Problem
Extend the passage on Herbes de Provence past its final sentence, carrying it on in the same voice.

Page excerpt
In the South of France, wild herbs are gathered by the handfuls to be added at the last minute to all sorts of dishes.  Thyme, savory, basil, chervil, rosemary, marjoram, and bay come fresh from the fields and go straight into the pot.  When winter comes, these very same herbs are used dried, taken down from the rafters, and crumbled into the cooking food.  Like herb and spice mixtures found all over the world (Ex:  Baharat, Za’atar, Garam Massala, Curry Powder), there are no exact formulas.  No perfect recipe.  Blends change according to the whim of the cook or are adjusted to the perceived requirements of the dish.  Only in the 1970s did a mixture of dried Provençal herbs become available commercially.  Only then did the actual term Herbes de Provence take on the meaning it has for cooks today. And while I am known for my use of fresh herbs and spices, the hallmark of my personal cooking style, I will certainly reach for this fresh bag of dried herbs this winter when I want to impart a bit of Provençal warmth and flavor to my food.

You can purchase Herbes de Provence from various spice companies and even in ordinary grocery stores, but if you want to make your own, here is a blend I have used for years.  This is a simple basis from which to improvise—adjust the combinations to suit your own taste.  Additions might include small, judicious amounts of crushed fennel seeds, dried culinary lavender buds, sage, oregano, and/or tarragon—just use these in smaller amounts so that their robust flavors don’t drown out the flavors of the other herbs.

Material
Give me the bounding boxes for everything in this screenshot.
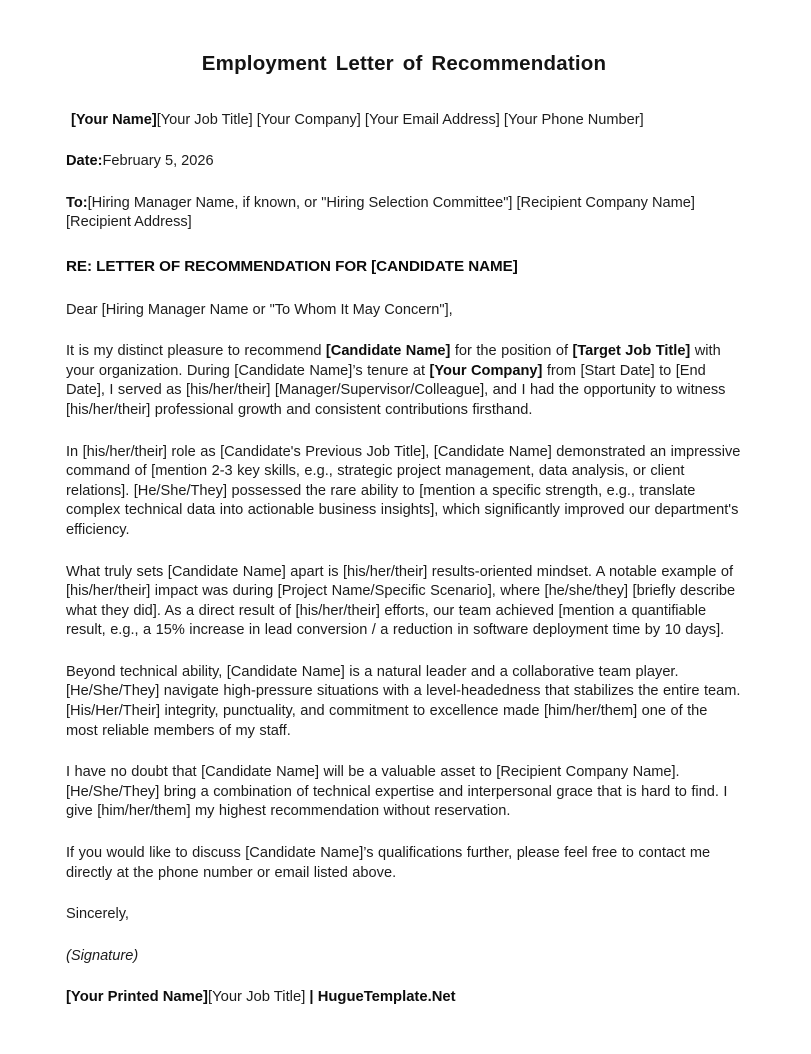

Output
The bag I purchased in a Paris market contains:  rosemary, basil, marjoram, thyme, and savory

Herbes de Provence
Recipe by Victoria Challancin

¼ cup dried thyme leaves
3 tablespoons dried summer savory leaves
3 tablespoons dried chervil leaves
3 tablespoons dried basil leaves
2 tablespoons dried rosemary leaves
2 tablespoons dried marjoram leaves

Mix the whole herb leaves in a bowl, place in a clean, airtight jar, and store in a cool, dry place.
To use, rub the dried herbs between your palms or grind them to a powder. 

Suggested Uses
This particular herb blend goes with the ingredients and flavors that naturally dominate Provençal cuisine:
olive oil (above all, olive oil!), tomatoes, eggplant, zucchini, bell peppers, capers, olives, artichokes, and more.  Use this herb blend with breads, chicken, lamb, pork, stews, roasted vegetables, eggs, goat cheese, and strong types of fish such as mackerel or salmon.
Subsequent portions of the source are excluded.